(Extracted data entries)

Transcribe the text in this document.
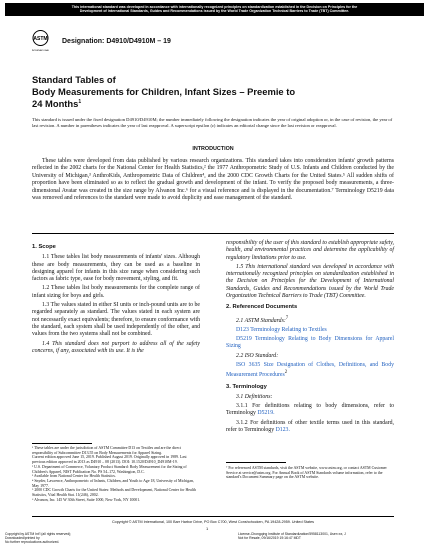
This international standard was developed in accordance with internationally recognized principles on standardization established in the Decision on Principles for the
Development of International Standards, Guides and Recommendations issued by the World Trade Organization Technical Barriers to Trade (TBT) Committee.
ASTM
INTERNATIONAL
Designation: D4910/D4910M – 19
Standard Tables of
Body Measurements for Children, Infant Sizes – Preemie to
24 Months$^1$
This standard is issued under the fixed designation D4910/D4910M; the number immediately following the designation indicates the year of original adoption or, in the case of revision, the year of last revision. A number in parentheses indicates the year of last reapproval. A superscript epsilon (ε) indicates an editorial change since the last revision or reapproval.
INTRODUCTION
These tables were developed from data published by various research organizations. This standard takes into consideration infants' growth patterns reflected in the 2002 charts for the National Center for Health Statistics,² the 1977 Anthropometric Study of U.S. Infants and Children conducted by the University of Michigan,³ AnthroKids, Anthropometric Data of Children⁴, and the 2000 CDC Growth Charts for the United States.⁵ All sudden shifts of proportion have been eliminated so as to reflect the gradual growth and development of the infant. To verify the proposed body measurements, a three-dimensional Avatar was created in the size range by Alvanon Inc.⁶ for a visual reference and is displayed in the documentation.⁷ Terminology D5219 data was removed and references to the standard were made to avoid duplicity and ease management of the standard.
1. Scope

1.1 These tables list body measurements of infants' sizes. Although these are body measurements, they can be used as a baseline in designing apparel for infants in this size range when considering such factors as fabric type, ease for body movement, styling, and fit.

1.2 These tables list body measurements for the complete range of infant sizing for boys and girls.

1.3 The values stated in either SI units or inch-pound units are to be regarded separately as standard. The values stated in each system are not necessarily exact equivalents; therefore, to ensure conformance with the standard, each system shall be used independently of the other, and values from the two systems shall not be combined.

1.4 This standard does not purport to address all of the safety concerns, if any, associated with its use. It is the

responsibility of the user of this standard to establish appropriate safety, health, and environmental practices and determine the applicability of regulatory limitations prior to use.

1.5 This international standard was developed in accordance with internationally recognized principles on standardization established in the Decision on Principles for the Development of International Standards, Guides and Recommendations issued by the World Trade Organization Technical Barriers to Trade (TBT) Committee.

2. Referenced Documents

2.1 ASTM Standards:$^7$

D123 Terminology Relating to Textiles

D5219 Terminology Relating to Body Dimensions for Apparel Sizing

2.2 ISO Standard:

ISO 3635 Size Designation of Clothes, Definitions, and Body Measurement Procedures$^2$

3. Terminology

3.1 Definitions:

3.1.1 For definitions relating to body dimensions, refer to Terminology D5219.

3.1.2 For definitions of other textile terms used in this standard, refer to Terminology D123.

¹ These tables are under the jurisdiction of ASTM Committee D13 on Textiles and are the direct responsibility of Subcommittee D13.55 on Body Measurements for Apparel Sizing.

Current edition approved June 15, 2019. Published August 2019. Originally approved in 1989. Last previous edition approved in 2013 as D4910 – 08 (2013). DOI: 10.1520/D4910_D4910M-19.

² U.S. Department of Commerce, Voluntary Product Standard: Body Measurement for the Sizing of Children's Apparel, NIST Publication No. PS 54–172, Washington, D.C.

³ Available from National Center for Health Statistics.

⁴ Snyder, Lawrence, Anthropometric of Infants, Children, and Youth to Age 18, University of Michigan, May 1977.

⁵ 2000 CDC Growth Charts for the United States: Methods and Development, National Center for Health Statistics, Vital Health Stat. 11(246), 2002.

⁶ Alvanon, Inc. 145 W 30th Street, Suite 1000, New York, NY 10001.

⁷ For referenced ASTM standards, visit the ASTM website, www.astm.org, or contact ASTM Customer Service at service@astm.org. For Annual Book of ASTM Standards volume information, refer to the standard's Document Summary page on the ASTM website.

Copyright © ASTM International, 100 Barr Harbor Drive, PO Box C700, West Conshohocken, PA 19428-2959. United States
1
Copyright by ASTM Int'l (all rights reserved);
Downloaded/printed by
No further reproductions authorized.
License-Chongqing Institute of Standardization/5958113001, User=xx, J
Not for Resale, 09/16/2019 19:16:47 MDT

> **SET PROBLEM**
Repeat the lines above exactly, and keep every picture out.

> **ANSWER TO THIS TASK**
Transcribe the text in this document.
This international standard was developed in accordance with internationally recognized principles on standardization established in the Decision on Principles for the
Development of International Standards, Guides and Recommendations issued by the World Trade Organization Technical Barriers to Trade (TBT) Committee.
ASTM
INTERNATIONAL
Designation: D4910/D4910M – 19
Standard Tables of
Body Measurements for Children, Infant Sizes – Preemie to
24 Months$^1$
This standard is issued under the fixed designation D4910/D4910M; the number immediately following the designation indicates the year of original adoption or, in the case of revision, the year of last revision. A number in parentheses indicates the year of last reapproval. A superscript epsilon (ε) indicates an editorial change since the last revision or reapproval.
INTRODUCTION
These tables were developed from data published by various research organizations. This standard takes into consideration infants' growth patterns reflected in the 2002 charts for the National Center for Health Statistics,² the 1977 Anthropometric Study of U.S. Infants and Children conducted by the University of Michigan,³ AnthroKids, Anthropometric Data of Children⁴, and the 2000 CDC Growth Charts for the United States.⁵ All sudden shifts of proportion have been eliminated so as to reflect the gradual growth and development of the infant. To verify the proposed body measurements, a three-dimensional Avatar was created in the size range by Alvanon Inc.⁶ for a visual reference and is displayed in the documentation.⁷ Terminology D5219 data was removed and references to the standard were made to avoid duplicity and ease management of the standard.
1. Scope

1.1 These tables list body measurements of infants' sizes. Although these are body measurements, they can be used as a baseline in designing apparel for infants in this size range when considering such factors as fabric type, ease for body movement, styling, and fit.

1.2 These tables list body measurements for the complete range of infant sizing for boys and girls.

1.3 The values stated in either SI units or inch-pound units are to be regarded separately as standard. The values stated in each system are not necessarily exact equivalents; therefore, to ensure conformance with the standard, each system shall be used independently of the other, and values from the two systems shall not be combined.

1.4 This standard does not purport to address all of the safety concerns, if any, associated with its use. It is the

responsibility of the user of this standard to establish appropriate safety, health, and environmental practices and determine the applicability of regulatory limitations prior to use.

1.5 This international standard was developed in accordance with internationally recognized principles on standardization established in the Decision on Principles for the Development of International Standards, Guides and Recommendations issued by the World Trade Organization Technical Barriers to Trade (TBT) Committee.

2. Referenced Documents

2.1 ASTM Standards:$^7$

D123 Terminology Relating to Textiles

D5219 Terminology Relating to Body Dimensions for Apparel Sizing

2.2 ISO Standard:

ISO 3635 Size Designation of Clothes, Definitions, and Body Measurement Procedures$^2$

3. Terminology

3.1 Definitions:

3.1.1 For definitions relating to body dimensions, refer to Terminology D5219.

3.1.2 For definitions of other textile terms used in this standard, refer to Terminology D123.

¹ These tables are under the jurisdiction of ASTM Committee D13 on Textiles and are the direct responsibility of Subcommittee D13.55 on Body Measurements for Apparel Sizing.

Current edition approved June 15, 2019. Published August 2019. Originally approved in 1989. Last previous edition approved in 2013 as D4910 – 08 (2013). DOI: 10.1520/D4910_D4910M-19.

² U.S. Department of Commerce, Voluntary Product Standard: Body Measurement for the Sizing of Children's Apparel, NIST Publication No. PS 54–172, Washington, D.C.

³ Available from National Center for Health Statistics.

⁴ Snyder, Lawrence, Anthropometric of Infants, Children, and Youth to Age 18, University of Michigan, May 1977.

⁵ 2000 CDC Growth Charts for the United States: Methods and Development, National Center for Health Statistics, Vital Health Stat. 11(246), 2002.

⁶ Alvanon, Inc. 145 W 30th Street, Suite 1000, New York, NY 10001.

⁷ For referenced ASTM standards, visit the ASTM website, www.astm.org, or contact ASTM Customer Service at service@astm.org. For Annual Book of ASTM Standards volume information, refer to the standard's Document Summary page on the ASTM website.

Copyright © ASTM International, 100 Barr Harbor Drive, PO Box C700, West Conshohocken, PA 19428-2959. United States
1
Copyright by ASTM Int'l (all rights reserved);
Downloaded/printed by
No further reproductions authorized.
License-Chongqing Institute of Standardization/5958113001, User=xx, J
Not for Resale, 09/16/2019 19:16:47 MDT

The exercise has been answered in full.